Extracted data entries
- - -

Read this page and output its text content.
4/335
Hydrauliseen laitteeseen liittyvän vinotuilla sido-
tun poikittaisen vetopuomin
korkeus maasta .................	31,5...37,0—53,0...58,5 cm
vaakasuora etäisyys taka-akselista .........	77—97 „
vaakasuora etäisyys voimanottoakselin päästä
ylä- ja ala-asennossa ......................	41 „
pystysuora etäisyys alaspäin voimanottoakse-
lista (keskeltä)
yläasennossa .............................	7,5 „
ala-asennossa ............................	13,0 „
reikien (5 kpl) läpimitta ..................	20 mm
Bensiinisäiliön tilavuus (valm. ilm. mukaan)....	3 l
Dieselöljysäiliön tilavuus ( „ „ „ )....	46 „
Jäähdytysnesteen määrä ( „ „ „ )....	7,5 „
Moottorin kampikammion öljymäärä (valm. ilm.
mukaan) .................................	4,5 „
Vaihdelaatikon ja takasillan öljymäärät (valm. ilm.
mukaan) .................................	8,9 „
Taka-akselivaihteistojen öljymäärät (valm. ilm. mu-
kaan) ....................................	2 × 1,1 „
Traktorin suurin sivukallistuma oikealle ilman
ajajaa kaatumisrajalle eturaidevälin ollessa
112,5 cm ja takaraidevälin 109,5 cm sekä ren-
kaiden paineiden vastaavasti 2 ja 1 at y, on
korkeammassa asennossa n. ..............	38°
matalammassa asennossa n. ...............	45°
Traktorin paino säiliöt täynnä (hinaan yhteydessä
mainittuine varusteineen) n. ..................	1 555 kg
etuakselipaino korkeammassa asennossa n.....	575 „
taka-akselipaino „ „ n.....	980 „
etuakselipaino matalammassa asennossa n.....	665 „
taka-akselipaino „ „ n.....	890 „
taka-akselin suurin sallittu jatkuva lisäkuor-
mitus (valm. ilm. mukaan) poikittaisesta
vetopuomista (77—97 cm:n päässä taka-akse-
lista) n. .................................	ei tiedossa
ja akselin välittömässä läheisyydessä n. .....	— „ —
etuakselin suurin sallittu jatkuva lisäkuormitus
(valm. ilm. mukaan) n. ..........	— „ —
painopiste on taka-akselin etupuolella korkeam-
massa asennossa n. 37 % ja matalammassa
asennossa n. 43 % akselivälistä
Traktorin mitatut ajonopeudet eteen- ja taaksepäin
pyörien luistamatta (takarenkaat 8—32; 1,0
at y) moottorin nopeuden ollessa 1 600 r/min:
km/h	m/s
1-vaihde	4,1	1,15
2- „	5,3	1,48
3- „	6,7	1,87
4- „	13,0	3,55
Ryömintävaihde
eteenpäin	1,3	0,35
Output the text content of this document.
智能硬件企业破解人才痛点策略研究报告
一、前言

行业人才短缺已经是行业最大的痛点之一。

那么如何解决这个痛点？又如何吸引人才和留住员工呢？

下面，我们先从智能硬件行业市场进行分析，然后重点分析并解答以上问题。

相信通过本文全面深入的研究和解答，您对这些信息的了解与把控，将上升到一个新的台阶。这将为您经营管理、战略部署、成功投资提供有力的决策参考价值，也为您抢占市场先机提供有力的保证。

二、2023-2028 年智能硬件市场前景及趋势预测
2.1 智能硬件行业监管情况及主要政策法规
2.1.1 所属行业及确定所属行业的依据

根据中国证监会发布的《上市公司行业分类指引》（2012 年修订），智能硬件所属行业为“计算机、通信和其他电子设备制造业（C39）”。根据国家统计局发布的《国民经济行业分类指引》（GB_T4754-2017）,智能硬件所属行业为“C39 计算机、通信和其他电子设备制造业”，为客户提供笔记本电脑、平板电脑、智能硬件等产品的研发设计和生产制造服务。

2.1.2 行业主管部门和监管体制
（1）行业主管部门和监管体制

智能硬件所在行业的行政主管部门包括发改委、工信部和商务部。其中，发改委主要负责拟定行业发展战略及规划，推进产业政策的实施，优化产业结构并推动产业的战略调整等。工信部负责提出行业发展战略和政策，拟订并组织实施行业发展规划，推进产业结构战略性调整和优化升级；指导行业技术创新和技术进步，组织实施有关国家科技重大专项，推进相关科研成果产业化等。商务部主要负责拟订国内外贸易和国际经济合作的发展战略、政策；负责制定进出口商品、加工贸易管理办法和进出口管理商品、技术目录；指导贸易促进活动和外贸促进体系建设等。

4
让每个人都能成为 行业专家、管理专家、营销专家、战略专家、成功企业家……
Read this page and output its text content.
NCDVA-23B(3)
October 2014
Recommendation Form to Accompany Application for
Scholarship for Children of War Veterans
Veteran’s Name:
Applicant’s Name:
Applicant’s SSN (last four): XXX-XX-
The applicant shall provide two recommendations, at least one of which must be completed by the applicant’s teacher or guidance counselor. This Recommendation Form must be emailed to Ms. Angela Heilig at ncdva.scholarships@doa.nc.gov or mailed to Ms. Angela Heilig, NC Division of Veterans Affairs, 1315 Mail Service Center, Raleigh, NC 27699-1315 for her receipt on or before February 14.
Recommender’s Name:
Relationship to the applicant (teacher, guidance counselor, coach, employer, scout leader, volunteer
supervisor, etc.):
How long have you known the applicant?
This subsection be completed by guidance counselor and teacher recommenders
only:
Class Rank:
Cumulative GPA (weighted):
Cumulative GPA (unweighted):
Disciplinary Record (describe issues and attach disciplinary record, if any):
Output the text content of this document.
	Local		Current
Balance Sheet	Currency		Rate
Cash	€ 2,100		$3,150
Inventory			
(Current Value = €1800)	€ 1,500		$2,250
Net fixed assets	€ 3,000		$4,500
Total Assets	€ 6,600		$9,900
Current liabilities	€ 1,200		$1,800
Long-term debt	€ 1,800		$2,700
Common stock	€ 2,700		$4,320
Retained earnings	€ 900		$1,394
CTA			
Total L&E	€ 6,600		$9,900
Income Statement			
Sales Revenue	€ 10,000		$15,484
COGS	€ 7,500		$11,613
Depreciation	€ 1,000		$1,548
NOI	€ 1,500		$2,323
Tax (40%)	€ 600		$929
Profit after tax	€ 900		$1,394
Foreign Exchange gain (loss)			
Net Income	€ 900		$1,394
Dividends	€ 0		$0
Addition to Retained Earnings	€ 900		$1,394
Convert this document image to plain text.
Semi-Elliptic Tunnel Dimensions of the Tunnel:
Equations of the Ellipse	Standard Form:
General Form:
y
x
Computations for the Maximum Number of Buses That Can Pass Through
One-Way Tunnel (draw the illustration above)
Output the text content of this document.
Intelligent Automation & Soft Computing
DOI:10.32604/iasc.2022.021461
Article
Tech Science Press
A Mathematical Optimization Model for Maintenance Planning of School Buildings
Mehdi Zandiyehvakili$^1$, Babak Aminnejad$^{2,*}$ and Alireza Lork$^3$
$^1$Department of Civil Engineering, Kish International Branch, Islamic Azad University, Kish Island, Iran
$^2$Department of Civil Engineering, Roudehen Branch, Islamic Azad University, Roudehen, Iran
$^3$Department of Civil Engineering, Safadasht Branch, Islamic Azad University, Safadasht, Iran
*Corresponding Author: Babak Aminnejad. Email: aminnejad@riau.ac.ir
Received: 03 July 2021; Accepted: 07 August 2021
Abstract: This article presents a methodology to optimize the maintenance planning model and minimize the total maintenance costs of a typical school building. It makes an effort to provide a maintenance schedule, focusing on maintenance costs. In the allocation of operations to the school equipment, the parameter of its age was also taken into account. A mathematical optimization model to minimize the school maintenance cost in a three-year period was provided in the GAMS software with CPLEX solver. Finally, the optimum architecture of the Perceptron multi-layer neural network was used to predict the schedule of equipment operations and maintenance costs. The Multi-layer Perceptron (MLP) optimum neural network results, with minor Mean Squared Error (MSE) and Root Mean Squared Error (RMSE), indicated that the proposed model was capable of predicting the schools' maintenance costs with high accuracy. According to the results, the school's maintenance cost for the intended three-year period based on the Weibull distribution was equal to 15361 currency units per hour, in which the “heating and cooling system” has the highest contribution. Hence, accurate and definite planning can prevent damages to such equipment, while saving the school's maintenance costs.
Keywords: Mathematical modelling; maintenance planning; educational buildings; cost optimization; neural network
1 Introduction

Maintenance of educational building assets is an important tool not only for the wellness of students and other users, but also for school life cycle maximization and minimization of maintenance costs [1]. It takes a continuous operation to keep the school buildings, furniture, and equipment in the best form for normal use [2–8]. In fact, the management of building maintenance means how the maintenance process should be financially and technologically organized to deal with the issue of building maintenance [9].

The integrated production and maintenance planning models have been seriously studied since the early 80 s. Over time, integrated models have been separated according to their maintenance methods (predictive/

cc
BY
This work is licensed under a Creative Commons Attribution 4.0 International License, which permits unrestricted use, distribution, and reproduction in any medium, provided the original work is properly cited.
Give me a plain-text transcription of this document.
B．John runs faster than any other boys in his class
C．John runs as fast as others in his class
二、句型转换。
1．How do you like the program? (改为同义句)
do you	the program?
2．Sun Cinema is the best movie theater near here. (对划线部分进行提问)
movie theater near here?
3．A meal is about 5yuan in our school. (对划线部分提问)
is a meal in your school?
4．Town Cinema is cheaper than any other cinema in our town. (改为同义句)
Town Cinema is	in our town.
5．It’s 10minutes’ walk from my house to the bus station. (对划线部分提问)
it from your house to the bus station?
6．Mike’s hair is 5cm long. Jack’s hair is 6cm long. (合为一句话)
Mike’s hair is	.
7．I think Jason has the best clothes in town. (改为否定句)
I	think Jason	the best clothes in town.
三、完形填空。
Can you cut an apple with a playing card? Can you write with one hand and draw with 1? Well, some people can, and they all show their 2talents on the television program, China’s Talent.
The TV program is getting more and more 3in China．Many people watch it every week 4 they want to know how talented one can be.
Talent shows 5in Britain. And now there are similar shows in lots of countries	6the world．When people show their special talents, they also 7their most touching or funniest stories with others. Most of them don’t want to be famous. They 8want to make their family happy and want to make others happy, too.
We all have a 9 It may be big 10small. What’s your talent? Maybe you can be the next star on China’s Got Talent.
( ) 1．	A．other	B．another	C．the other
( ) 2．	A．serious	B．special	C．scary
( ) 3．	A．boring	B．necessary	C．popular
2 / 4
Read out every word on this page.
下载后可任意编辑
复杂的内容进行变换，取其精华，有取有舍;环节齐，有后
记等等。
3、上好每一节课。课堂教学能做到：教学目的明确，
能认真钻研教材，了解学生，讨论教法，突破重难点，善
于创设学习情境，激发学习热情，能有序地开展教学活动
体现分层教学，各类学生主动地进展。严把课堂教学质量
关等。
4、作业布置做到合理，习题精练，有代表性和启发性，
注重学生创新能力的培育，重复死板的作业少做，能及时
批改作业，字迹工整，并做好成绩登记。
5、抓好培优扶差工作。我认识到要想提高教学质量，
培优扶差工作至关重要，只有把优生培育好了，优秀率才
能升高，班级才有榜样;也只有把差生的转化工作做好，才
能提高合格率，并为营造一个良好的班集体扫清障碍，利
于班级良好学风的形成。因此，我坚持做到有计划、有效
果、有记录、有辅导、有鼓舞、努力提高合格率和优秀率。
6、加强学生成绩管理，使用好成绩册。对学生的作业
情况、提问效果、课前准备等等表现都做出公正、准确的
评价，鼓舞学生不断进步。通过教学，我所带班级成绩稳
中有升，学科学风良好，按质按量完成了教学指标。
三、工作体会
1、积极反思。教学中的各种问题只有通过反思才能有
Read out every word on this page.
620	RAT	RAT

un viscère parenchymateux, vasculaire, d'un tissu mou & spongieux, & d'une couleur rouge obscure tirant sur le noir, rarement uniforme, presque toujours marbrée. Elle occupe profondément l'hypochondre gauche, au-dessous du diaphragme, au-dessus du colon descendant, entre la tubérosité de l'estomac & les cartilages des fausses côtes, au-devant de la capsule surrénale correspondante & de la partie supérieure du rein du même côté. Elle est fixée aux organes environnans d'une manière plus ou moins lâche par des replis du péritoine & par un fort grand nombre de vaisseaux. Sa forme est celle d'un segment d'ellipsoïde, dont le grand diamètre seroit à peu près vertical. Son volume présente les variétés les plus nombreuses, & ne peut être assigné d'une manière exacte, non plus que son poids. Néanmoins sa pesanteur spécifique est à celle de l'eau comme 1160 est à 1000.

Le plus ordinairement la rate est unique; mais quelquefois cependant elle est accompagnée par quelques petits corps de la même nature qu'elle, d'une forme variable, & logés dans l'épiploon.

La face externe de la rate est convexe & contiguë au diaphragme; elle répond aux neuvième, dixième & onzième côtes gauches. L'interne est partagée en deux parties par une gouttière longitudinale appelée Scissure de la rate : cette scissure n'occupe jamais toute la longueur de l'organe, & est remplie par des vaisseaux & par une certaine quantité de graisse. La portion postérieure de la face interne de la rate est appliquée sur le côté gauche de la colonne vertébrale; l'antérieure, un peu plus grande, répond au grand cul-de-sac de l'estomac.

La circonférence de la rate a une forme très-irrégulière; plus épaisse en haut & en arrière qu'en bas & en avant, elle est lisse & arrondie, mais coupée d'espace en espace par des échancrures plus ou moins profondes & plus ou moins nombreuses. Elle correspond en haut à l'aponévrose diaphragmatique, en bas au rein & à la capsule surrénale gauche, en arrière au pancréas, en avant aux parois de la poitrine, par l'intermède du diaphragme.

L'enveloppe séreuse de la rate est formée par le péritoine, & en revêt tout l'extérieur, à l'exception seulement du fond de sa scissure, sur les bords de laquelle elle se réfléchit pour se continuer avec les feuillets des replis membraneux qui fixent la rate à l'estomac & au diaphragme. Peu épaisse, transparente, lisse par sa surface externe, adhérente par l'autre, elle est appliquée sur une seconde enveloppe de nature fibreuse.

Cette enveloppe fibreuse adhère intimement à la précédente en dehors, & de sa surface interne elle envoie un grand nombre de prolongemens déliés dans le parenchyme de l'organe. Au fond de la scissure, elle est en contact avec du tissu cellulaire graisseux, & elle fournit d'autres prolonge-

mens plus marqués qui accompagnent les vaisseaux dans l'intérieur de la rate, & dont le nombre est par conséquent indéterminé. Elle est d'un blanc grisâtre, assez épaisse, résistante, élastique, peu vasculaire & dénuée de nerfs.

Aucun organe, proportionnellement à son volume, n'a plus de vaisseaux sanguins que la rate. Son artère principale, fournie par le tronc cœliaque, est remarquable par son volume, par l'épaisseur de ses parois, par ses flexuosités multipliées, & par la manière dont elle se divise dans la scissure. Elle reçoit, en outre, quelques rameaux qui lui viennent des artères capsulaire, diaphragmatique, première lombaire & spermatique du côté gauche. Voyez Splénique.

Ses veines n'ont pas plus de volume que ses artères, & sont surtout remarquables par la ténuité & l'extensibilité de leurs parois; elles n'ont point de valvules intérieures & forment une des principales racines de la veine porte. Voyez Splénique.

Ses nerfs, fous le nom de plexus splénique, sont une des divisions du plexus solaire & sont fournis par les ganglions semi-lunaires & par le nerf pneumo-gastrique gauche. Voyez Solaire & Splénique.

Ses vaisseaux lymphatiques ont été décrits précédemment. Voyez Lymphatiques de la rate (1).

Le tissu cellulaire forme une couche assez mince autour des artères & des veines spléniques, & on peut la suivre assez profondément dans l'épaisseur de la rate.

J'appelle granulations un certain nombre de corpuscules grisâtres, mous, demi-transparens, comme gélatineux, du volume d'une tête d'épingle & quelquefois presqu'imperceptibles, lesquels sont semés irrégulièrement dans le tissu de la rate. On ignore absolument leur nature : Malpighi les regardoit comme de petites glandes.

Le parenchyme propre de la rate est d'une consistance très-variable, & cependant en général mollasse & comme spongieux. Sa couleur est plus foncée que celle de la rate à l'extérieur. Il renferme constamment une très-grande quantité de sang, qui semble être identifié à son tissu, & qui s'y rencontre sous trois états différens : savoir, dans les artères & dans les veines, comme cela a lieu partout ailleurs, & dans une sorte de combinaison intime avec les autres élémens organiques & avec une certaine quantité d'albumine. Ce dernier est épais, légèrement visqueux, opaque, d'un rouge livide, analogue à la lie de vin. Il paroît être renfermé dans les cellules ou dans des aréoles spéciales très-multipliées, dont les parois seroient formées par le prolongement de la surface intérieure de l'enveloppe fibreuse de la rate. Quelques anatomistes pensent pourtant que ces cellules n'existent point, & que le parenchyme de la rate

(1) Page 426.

- - -

Scan the material above for the word "etäisyys". Copy each line where it occurs.

*OUTPUT OF THE EXERCISE*
vaakasuora etäisyys taka-akselista .........	77—97 „
vaakasuora etäisyys voimanottoakselin päästä
pystysuora etäisyys alaspäin voimanottoakse-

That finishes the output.